Given text

= = =

Walking over the granite bedrock near Prosperous Lake, I keep my eyes peeled for the telltale quartz veins. They shoot left and right, zigzagging across the rolling rock in straight lines that intersect in splaying patterns. As a prospector, this is the kind of geology that should get one’s heart beating fast: it’s prime ground for interesting minerals.
Advice from one of my instructors runs through my mind as I stare at the milky-white marbled vein: “The carbonate halo could mean you’re getting closer to carbonate alteration.” Hmmm, I have no idea what that means. I remember another tidbit.
“It’s a gabbro, altered mafic rock; it’s had to follow a shear zone to the surface.” Nope. I’m fully on my own here.
Then I hear the voice of lead instructor Jessica Bjorkman. “Gold failed the geology course,” she says, explaining the mineral’s tendency to be found in unexpected places. She would know. Bjorkman comes from a family of prospectors; she and her sisters all found their way into the family business and out into the bush within years of reaching adulthood. She led yesterday’s classroom session: a rushed three or four hours that included the bulk of what I had learned about minerals years ago in my university earth sciences course.

= = =

Tasks to complete
**1.** Answer each question using the prospecting account.
(a) What type of bedrock lies near Prosperous Lake?
(b) Who is the lead instructor?
(c) How long did yesterday's classroom session last?
**2.** Condense the paragraph of the prospecting account that opens with "Then I hear the voice" into a shorter version that keeps its main facts.
**3.** Resume the prospecting account from its final sentence and carry on the narrative.

= = =

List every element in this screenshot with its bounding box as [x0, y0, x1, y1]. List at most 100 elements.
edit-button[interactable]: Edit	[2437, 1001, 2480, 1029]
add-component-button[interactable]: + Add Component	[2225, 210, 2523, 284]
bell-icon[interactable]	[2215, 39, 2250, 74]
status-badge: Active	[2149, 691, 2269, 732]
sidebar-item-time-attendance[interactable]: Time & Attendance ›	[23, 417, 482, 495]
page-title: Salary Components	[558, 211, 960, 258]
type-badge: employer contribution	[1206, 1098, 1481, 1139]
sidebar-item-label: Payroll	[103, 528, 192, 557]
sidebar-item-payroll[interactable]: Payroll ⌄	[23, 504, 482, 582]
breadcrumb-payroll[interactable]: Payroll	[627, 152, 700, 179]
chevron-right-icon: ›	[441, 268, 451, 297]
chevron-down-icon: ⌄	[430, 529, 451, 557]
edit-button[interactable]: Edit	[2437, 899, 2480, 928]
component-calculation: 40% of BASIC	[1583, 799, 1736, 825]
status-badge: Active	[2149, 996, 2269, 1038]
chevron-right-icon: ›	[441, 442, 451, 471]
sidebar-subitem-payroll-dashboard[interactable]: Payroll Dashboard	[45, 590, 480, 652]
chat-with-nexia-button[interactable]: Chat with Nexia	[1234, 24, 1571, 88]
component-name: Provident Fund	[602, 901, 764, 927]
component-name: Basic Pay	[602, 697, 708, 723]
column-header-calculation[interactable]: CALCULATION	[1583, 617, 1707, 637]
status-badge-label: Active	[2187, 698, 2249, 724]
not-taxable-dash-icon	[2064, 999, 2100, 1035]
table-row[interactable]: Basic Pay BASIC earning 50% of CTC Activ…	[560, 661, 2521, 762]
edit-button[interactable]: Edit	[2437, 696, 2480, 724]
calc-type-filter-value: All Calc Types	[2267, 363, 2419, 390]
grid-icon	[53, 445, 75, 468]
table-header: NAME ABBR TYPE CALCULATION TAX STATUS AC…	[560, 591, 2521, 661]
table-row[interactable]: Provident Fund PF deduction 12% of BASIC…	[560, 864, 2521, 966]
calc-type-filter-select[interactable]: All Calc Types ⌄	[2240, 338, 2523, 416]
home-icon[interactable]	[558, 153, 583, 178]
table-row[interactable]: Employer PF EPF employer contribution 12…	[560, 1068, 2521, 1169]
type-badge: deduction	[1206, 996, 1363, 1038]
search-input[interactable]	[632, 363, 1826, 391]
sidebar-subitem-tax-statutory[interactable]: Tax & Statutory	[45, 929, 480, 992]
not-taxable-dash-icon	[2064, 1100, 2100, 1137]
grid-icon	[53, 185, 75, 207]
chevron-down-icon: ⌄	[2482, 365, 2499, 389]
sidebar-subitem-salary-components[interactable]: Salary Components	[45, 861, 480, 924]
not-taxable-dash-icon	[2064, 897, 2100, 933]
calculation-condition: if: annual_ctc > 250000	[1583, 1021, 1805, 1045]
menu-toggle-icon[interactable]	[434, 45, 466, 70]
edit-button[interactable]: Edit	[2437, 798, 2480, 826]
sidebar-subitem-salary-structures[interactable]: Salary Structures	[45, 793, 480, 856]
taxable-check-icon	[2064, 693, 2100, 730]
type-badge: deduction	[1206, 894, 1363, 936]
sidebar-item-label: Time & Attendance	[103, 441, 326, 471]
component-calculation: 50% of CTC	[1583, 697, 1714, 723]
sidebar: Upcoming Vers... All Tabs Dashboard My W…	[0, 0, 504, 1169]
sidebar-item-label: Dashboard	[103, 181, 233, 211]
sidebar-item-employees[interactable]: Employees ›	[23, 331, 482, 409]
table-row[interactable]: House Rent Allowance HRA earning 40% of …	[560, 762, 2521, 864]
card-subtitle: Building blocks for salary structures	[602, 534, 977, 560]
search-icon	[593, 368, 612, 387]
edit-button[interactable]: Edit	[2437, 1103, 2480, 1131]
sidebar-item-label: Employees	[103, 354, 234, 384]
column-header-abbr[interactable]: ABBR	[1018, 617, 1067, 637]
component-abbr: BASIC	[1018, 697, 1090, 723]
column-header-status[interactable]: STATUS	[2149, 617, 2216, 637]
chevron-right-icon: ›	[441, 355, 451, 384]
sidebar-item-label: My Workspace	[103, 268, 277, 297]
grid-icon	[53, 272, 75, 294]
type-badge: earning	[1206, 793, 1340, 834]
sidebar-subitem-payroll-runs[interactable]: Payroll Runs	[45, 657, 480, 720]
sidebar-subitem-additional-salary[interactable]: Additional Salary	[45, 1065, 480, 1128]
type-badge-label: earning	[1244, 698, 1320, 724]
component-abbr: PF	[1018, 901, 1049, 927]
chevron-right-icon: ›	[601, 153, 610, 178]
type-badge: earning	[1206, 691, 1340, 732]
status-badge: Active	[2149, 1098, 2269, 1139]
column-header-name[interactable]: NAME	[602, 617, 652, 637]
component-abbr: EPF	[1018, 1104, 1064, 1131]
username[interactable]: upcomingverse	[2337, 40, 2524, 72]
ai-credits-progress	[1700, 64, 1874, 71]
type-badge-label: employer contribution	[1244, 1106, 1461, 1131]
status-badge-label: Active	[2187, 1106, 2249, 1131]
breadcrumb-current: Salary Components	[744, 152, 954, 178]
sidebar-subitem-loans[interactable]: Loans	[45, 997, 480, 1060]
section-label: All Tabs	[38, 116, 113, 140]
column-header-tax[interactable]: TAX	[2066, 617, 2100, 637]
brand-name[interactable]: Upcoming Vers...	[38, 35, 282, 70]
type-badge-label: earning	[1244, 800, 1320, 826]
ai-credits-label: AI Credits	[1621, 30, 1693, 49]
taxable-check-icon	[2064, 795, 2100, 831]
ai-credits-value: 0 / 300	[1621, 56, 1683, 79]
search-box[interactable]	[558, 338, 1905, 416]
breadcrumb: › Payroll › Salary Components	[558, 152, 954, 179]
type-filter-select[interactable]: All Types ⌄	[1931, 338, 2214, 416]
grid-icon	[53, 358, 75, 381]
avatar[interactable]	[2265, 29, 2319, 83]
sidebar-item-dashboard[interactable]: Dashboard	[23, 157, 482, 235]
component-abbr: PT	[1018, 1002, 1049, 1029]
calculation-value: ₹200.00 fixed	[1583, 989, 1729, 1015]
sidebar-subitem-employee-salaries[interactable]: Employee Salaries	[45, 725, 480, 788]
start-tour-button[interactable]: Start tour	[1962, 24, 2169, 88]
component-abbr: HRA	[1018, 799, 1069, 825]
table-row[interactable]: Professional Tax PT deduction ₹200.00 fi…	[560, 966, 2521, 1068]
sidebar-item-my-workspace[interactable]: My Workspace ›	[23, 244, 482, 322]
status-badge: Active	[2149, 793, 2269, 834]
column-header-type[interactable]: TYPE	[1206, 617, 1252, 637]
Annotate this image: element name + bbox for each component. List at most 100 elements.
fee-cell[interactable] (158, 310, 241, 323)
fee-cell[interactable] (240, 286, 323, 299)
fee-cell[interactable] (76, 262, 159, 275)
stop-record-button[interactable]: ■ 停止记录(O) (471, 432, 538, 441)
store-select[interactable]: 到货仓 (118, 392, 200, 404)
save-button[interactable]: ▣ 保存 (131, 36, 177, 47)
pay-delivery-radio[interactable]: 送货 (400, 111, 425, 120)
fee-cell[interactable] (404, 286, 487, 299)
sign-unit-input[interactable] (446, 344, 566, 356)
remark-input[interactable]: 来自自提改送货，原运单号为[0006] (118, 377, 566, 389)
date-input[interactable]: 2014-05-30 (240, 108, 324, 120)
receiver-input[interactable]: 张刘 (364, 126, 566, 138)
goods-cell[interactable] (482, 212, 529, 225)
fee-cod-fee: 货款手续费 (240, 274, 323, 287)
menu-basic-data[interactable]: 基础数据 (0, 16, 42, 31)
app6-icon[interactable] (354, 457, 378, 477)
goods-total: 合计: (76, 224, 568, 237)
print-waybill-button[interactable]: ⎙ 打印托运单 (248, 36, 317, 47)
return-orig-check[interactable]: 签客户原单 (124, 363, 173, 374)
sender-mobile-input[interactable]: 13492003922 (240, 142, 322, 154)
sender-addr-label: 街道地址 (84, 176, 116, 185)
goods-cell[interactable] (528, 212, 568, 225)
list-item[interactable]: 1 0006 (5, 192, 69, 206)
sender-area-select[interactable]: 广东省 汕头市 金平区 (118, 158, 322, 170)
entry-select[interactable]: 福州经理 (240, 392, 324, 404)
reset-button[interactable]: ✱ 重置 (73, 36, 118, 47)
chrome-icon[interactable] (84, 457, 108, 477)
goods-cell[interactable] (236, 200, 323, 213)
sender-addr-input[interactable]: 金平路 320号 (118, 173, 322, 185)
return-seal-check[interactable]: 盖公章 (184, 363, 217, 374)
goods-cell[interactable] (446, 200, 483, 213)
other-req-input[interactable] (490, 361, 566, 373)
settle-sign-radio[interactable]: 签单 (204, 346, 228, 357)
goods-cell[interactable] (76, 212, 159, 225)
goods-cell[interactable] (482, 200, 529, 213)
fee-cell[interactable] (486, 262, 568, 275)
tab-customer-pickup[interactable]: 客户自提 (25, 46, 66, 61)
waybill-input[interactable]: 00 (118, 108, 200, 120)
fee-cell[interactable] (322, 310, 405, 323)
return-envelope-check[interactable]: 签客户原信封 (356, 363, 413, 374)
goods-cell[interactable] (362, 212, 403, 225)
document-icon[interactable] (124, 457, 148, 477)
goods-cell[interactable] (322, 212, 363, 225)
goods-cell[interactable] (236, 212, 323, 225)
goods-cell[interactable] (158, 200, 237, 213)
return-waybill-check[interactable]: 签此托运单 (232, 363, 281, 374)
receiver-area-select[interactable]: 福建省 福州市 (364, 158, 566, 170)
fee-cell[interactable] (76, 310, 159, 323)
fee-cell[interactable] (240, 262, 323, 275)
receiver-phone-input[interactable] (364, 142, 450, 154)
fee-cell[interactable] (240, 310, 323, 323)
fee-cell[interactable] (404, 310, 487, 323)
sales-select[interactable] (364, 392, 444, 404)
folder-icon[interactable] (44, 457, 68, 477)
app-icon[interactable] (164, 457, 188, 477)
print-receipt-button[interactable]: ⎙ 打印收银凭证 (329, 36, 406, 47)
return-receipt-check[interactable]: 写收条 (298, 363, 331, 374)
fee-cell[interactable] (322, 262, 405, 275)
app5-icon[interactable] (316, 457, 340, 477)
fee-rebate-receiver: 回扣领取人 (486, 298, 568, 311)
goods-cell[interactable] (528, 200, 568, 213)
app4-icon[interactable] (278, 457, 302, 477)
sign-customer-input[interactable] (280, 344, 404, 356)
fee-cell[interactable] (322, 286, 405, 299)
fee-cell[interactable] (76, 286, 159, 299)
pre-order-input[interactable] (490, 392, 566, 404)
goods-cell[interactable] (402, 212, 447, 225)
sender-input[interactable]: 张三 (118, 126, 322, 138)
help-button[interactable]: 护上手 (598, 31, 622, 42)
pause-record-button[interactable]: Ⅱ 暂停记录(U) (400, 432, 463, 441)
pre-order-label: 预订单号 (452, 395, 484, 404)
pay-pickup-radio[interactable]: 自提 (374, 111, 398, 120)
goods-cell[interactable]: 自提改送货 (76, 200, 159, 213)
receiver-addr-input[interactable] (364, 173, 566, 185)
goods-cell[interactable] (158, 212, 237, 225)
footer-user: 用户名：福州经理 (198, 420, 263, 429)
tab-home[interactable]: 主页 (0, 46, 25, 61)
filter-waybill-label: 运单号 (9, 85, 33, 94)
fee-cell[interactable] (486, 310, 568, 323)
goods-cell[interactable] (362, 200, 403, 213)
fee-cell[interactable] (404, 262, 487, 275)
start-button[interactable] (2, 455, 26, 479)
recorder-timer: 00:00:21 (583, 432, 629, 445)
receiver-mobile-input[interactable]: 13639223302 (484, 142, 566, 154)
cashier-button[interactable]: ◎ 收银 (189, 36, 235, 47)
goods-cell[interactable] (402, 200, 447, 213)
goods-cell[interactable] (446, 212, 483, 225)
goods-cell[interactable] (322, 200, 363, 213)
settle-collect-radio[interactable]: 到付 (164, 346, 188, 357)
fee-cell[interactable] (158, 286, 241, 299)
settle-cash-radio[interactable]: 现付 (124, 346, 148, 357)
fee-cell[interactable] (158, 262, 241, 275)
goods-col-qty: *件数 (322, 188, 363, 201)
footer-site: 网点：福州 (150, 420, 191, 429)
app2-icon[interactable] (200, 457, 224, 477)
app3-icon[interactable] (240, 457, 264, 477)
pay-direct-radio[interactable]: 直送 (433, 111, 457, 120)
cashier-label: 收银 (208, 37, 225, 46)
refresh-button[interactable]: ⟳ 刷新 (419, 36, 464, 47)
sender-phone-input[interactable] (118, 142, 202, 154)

= = =

Outputs for the tasks
**1.**
(a) Granite.
(b) Jessica Bjorkman.
(c) Three or four hours.

**2.** Lead instructor Jessica Bjorkman's saying comes to mind: "Gold failed the geology course," meaning the mineral tends to turn up in unexpected places. Bjorkman comes from a family of prospectors. She and her sisters all joined the family business within years of reaching adulthood. The day before, she led a rushed classroom session of three or four hours. It covered most of what the narrator had learned about minerals years earlier in a university earth sciences course.

**3.**
But the lessons didn’t stick any better as a crash course than they had over a whole semester. I know I’m generally looking for sulphides—not because they are valuable, but because they generally indicate the presence of gold. “Ninety-nine times out of a hundred, you’re not going to see gold, you’re going to see sulphide minerals,” says Mark Richardson, another instructor.
Sulphides can look like pyrite (the “fool’s gold” we’ve all seen in quartz) or stringy, lead-coloured arsenopyrite. Sulphides can look like rust. They can be shiny. Or dull. They may smell like sulphur. Or they may not smell at all. They can be found alongside quartz. Or not.
But I’m not just looking for the right rocks. It helps to look in the right places, like faults within rocks because those cracks can fill with minerals that contain gold. It’s also a good idea to pick around areas where gold has already been found. Piggybacking on someone else’s work is a tried-and-true method of looking for pay dirt. TerraX Minerals, which is looking to build the next gold mine in the Yellowknife area and hosting today’s field course, spent its early days analyzing historic core samples dating back some 80 years.
It’s in one of those decades-old prospecting scenes that I find maybe my fortieth rock of the day—an unassuming fist-sized piece of quartz with not much in the way of sulphides or anything to distinguish it besides its location. It’s in the waste-rock pile from a nearby trench, possibly cut a couple of generations ago, judging by the foliage growing through it.
The rock cracks open with a few blows from my heavy prospector’s hammer, and there it is: buttery and yellow, shining in subdued confidence, unlike showy pyrite. It’s the first time I’ve seen it in the wild. A nearly microscopic fleck of gold.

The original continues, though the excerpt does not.